> _What this task involves_
Copy the data below exactly, omitting any picture it contains.

(Extracted records)
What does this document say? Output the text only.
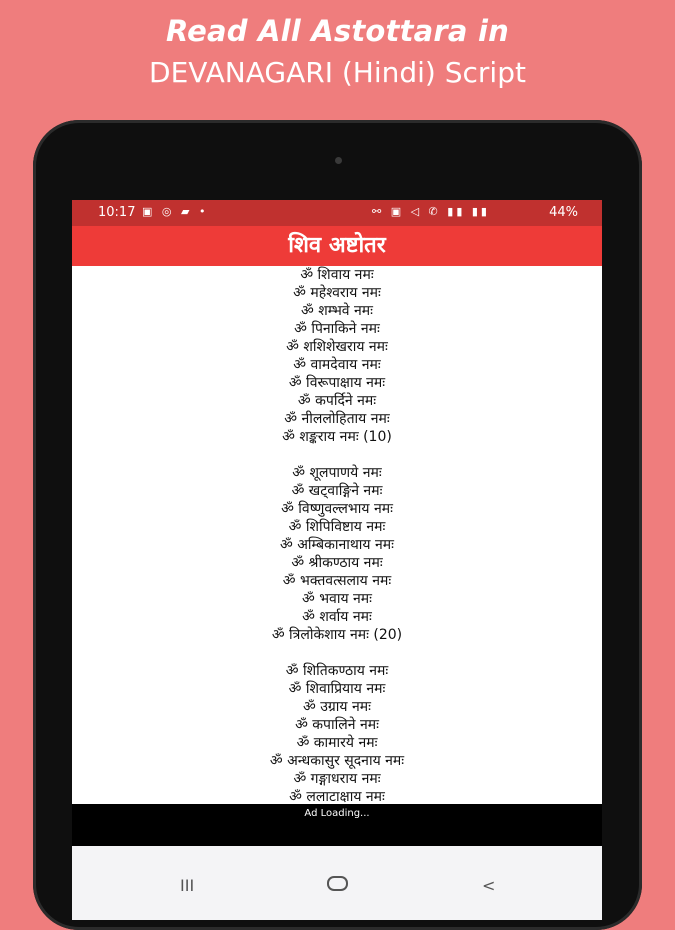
Read All Astottara in
DEVANAGARI (Hindi) Script
10:17 ▣ ◎ ▰ •	⚯ ▣ ◁ ✆ ▮▮ ▮▮	44%
शिव अष्टोतर
ॐ शिवाय नमः
ॐ महेश्वराय नमः
ॐ शम्भवे नमः
ॐ पिनाकिने नमः
ॐ शशिशेखराय नमः
ॐ वामदेवाय नमः
ॐ विरूपाक्षाय नमः
ॐ कपर्दिने नमः
ॐ नीललोहिताय नमः
ॐ शङ्कराय नमः (10)
ॐ शूलपाणये नमः
ॐ खट्वाङ्गिने नमः
ॐ विष्णुवल्लभाय नमः
ॐ शिपिविष्टाय नमः
ॐ अम्बिकानाथाय नमः
ॐ श्रीकण्ठाय नमः
ॐ भक्तवत्सलाय नमः
ॐ भवाय नमः
ॐ शर्वाय नमः
ॐ त्रिलोकेशाय नमः (20)
ॐ शितिकण्ठाय नमः
ॐ शिवाप्रियाय नमः
ॐ उग्राय नमः
ॐ कपालिने नमः
ॐ कामारये नमः
ॐ अन्धकासुर सूदनाय नमः
ॐ गङ्गाधराय नमः
ॐ ललाटाक्षाय नमः
Ad Loading...
III	<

> _Written response_
What does this document say? Output the text only.
Read All Astottara in
DEVANAGARI (Hindi) Script
10:17 ▣ ◎ ▰ •	⚯ ▣ ◁ ✆ ▮▮ ▮▮	44%
शिव अष्टोतर
ॐ शिवाय नमः
ॐ महेश्वराय नमः
ॐ शम्भवे नमः
ॐ पिनाकिने नमः
ॐ शशिशेखराय नमः
ॐ वामदेवाय नमः
ॐ विरूपाक्षाय नमः
ॐ कपर्दिने नमः
ॐ नीललोहिताय नमः
ॐ शङ्कराय नमः (10)
ॐ शूलपाणये नमः
ॐ खट्वाङ्गिने नमः
ॐ विष्णुवल्लभाय नमः
ॐ शिपिविष्टाय नमः
ॐ अम्बिकानाथाय नमः
ॐ श्रीकण्ठाय नमः
ॐ भक्तवत्सलाय नमः
ॐ भवाय नमः
ॐ शर्वाय नमः
ॐ त्रिलोकेशाय नमः (20)
ॐ शितिकण्ठाय नमः
ॐ शिवाप्रियाय नमः
ॐ उग्राय नमः
ॐ कपालिने नमः
ॐ कामारये नमः
ॐ अन्धकासुर सूदनाय नमः
ॐ गङ्गाधराय नमः
ॐ ललाटाक्षाय नमः
Ad Loading...
III	<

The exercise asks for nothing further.